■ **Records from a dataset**
+ + + + +

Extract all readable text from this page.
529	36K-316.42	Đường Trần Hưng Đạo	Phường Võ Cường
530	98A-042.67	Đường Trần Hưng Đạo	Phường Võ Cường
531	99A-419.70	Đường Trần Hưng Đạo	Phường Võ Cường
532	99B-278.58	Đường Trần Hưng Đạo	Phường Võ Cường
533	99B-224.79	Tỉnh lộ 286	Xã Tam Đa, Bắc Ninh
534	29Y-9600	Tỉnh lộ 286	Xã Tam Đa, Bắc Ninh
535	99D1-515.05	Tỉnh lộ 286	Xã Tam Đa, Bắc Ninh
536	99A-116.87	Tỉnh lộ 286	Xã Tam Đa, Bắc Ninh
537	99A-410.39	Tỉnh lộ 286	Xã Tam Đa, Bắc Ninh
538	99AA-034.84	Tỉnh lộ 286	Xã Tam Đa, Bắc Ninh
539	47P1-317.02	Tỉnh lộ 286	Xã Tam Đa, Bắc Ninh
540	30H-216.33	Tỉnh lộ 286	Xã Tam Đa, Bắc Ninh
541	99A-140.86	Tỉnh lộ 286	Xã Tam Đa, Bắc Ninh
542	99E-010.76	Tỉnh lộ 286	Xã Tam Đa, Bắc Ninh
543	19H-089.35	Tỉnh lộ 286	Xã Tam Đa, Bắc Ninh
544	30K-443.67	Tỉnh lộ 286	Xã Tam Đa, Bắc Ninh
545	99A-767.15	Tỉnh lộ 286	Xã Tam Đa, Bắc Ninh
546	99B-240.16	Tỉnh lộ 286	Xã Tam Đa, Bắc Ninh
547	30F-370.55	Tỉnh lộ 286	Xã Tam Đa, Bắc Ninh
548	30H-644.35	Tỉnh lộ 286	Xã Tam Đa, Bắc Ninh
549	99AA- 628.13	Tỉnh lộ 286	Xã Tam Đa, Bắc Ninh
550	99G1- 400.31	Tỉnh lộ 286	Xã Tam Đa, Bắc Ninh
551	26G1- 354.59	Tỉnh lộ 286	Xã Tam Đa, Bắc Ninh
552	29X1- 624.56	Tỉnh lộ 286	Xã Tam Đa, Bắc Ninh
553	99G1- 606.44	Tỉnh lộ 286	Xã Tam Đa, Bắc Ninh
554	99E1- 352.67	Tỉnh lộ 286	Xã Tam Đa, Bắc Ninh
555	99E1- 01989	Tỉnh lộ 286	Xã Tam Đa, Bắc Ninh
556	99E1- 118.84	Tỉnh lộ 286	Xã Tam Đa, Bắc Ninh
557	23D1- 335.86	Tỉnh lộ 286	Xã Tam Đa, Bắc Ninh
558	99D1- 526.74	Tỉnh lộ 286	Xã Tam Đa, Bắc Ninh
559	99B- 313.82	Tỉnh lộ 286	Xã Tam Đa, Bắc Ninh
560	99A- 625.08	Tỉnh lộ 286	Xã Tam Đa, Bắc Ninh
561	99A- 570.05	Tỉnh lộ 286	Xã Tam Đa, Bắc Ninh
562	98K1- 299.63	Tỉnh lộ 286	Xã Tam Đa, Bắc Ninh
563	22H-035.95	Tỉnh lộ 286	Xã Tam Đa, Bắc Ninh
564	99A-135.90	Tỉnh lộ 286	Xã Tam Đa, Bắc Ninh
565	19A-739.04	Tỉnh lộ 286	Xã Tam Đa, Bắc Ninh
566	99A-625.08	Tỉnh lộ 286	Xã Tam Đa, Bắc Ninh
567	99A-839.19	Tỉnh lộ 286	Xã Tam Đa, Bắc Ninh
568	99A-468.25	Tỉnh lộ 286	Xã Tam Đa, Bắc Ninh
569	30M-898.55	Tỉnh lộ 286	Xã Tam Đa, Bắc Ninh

+ + + + +

■ **The task**
Write out every record shown above, word for word.

■ **Task output**
Extract all readable text from this page.
529	36K-316.42	Đường Trần Hưng Đạo	Phường Võ Cường
530	98A-042.67	Đường Trần Hưng Đạo	Phường Võ Cường
531	99A-419.70	Đường Trần Hưng Đạo	Phường Võ Cường
532	99B-278.58	Đường Trần Hưng Đạo	Phường Võ Cường
533	99B-224.79	Tỉnh lộ 286	Xã Tam Đa, Bắc Ninh
534	29Y-9600	Tỉnh lộ 286	Xã Tam Đa, Bắc Ninh
535	99D1-515.05	Tỉnh lộ 286	Xã Tam Đa, Bắc Ninh
536	99A-116.87	Tỉnh lộ 286	Xã Tam Đa, Bắc Ninh
537	99A-410.39	Tỉnh lộ 286	Xã Tam Đa, Bắc Ninh
538	99AA-034.84	Tỉnh lộ 286	Xã Tam Đa, Bắc Ninh
539	47P1-317.02	Tỉnh lộ 286	Xã Tam Đa, Bắc Ninh
540	30H-216.33	Tỉnh lộ 286	Xã Tam Đa, Bắc Ninh
541	99A-140.86	Tỉnh lộ 286	Xã Tam Đa, Bắc Ninh
542	99E-010.76	Tỉnh lộ 286	Xã Tam Đa, Bắc Ninh
543	19H-089.35	Tỉnh lộ 286	Xã Tam Đa, Bắc Ninh
544	30K-443.67	Tỉnh lộ 286	Xã Tam Đa, Bắc Ninh
545	99A-767.15	Tỉnh lộ 286	Xã Tam Đa, Bắc Ninh
546	99B-240.16	Tỉnh lộ 286	Xã Tam Đa, Bắc Ninh
547	30F-370.55	Tỉnh lộ 286	Xã Tam Đa, Bắc Ninh
548	30H-644.35	Tỉnh lộ 286	Xã Tam Đa, Bắc Ninh
549	99AA- 628.13	Tỉnh lộ 286	Xã Tam Đa, Bắc Ninh
550	99G1- 400.31	Tỉnh lộ 286	Xã Tam Đa, Bắc Ninh
551	26G1- 354.59	Tỉnh lộ 286	Xã Tam Đa, Bắc Ninh
552	29X1- 624.56	Tỉnh lộ 286	Xã Tam Đa, Bắc Ninh
553	99G1- 606.44	Tỉnh lộ 286	Xã Tam Đa, Bắc Ninh
554	99E1- 352.67	Tỉnh lộ 286	Xã Tam Đa, Bắc Ninh
555	99E1- 01989	Tỉnh lộ 286	Xã Tam Đa, Bắc Ninh
556	99E1- 118.84	Tỉnh lộ 286	Xã Tam Đa, Bắc Ninh
557	23D1- 335.86	Tỉnh lộ 286	Xã Tam Đa, Bắc Ninh
558	99D1- 526.74	Tỉnh lộ 286	Xã Tam Đa, Bắc Ninh
559	99B- 313.82	Tỉnh lộ 286	Xã Tam Đa, Bắc Ninh
560	99A- 625.08	Tỉnh lộ 286	Xã Tam Đa, Bắc Ninh
561	99A- 570.05	Tỉnh lộ 286	Xã Tam Đa, Bắc Ninh
562	98K1- 299.63	Tỉnh lộ 286	Xã Tam Đa, Bắc Ninh
563	22H-035.95	Tỉnh lộ 286	Xã Tam Đa, Bắc Ninh
564	99A-135.90	Tỉnh lộ 286	Xã Tam Đa, Bắc Ninh
565	19A-739.04	Tỉnh lộ 286	Xã Tam Đa, Bắc Ninh
566	99A-625.08	Tỉnh lộ 286	Xã Tam Đa, Bắc Ninh
567	99A-839.19	Tỉnh lộ 286	Xã Tam Đa, Bắc Ninh
568	99A-468.25	Tỉnh lộ 286	Xã Tam Đa, Bắc Ninh
569	30M-898.55	Tỉnh lộ 286	Xã Tam Đa, Bắc Ninh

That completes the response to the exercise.